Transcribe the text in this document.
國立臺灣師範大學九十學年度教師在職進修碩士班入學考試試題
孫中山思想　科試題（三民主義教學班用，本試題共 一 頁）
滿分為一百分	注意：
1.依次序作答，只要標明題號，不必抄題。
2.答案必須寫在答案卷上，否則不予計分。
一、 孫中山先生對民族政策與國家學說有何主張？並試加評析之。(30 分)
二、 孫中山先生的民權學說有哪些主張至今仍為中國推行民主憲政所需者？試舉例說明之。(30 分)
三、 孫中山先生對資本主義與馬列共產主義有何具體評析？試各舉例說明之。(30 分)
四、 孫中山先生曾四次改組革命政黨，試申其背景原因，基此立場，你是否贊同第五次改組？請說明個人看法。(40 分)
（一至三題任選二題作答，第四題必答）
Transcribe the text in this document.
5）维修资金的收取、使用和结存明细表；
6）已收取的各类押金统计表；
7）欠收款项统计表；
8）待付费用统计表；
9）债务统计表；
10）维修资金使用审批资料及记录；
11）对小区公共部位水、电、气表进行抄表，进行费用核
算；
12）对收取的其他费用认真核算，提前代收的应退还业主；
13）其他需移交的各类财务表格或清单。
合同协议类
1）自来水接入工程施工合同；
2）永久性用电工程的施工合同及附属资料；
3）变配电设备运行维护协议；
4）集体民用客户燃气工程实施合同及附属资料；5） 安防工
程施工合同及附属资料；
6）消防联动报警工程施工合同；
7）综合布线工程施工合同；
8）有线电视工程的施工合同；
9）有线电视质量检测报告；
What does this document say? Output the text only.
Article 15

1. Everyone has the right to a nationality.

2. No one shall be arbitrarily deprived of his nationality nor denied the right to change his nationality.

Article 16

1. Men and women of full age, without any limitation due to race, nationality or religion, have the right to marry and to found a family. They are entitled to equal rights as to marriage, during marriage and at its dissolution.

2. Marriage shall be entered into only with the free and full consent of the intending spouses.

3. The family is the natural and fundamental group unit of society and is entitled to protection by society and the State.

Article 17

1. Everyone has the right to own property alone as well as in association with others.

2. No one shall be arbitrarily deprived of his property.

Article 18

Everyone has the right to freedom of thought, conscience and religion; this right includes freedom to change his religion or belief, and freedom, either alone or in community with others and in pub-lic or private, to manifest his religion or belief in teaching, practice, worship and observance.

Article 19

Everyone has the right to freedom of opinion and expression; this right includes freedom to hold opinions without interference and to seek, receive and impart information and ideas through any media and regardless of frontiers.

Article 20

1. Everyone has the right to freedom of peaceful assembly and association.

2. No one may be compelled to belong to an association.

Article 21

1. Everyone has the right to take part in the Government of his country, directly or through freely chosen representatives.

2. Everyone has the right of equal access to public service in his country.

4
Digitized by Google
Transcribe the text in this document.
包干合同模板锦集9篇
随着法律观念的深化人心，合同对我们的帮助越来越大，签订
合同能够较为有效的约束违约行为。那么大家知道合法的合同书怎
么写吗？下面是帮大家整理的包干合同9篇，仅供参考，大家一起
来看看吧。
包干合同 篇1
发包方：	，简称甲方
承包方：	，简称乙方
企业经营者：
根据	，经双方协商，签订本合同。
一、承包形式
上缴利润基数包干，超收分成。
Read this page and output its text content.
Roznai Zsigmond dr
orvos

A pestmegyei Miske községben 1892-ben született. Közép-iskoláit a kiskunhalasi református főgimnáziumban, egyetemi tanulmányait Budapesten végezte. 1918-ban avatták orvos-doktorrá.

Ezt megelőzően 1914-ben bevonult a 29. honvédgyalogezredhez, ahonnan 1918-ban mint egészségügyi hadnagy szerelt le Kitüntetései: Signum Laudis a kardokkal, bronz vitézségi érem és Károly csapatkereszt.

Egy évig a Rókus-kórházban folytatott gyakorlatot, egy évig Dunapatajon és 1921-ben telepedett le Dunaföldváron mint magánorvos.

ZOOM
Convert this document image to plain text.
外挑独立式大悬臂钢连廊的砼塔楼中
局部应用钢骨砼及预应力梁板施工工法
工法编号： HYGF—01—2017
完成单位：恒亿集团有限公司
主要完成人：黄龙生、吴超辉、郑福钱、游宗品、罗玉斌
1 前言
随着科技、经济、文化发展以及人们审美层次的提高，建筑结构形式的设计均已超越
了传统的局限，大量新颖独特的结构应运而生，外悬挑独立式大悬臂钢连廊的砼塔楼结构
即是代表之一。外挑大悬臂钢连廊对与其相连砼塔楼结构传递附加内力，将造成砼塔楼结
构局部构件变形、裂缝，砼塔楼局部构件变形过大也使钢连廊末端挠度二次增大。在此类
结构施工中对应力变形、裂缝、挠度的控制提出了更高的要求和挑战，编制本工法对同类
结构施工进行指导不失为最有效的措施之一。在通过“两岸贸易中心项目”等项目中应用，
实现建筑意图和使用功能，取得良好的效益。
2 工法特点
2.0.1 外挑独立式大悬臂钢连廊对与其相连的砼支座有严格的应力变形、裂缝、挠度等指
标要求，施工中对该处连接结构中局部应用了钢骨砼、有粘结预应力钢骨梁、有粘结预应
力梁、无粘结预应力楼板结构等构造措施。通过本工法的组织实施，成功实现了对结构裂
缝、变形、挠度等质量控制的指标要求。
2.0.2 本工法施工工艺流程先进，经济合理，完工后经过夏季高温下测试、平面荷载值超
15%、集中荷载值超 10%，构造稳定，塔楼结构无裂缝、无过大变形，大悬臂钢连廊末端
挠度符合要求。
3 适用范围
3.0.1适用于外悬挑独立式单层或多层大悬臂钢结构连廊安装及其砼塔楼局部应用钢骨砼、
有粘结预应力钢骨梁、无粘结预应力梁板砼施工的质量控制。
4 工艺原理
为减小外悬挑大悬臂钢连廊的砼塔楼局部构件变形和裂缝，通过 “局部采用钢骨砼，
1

▶ _What the exercise asks_
Search the data for "有粘结预应力钢骨梁". Copy every line that has it.

▶ _Answer to this exercise_
标要求，施工中对该处连接结构中局部应用了钢骨砼、有粘结预应力钢骨梁、有粘结预应
有粘结预应力钢骨梁、无粘结预应力梁板砼施工的质量控制。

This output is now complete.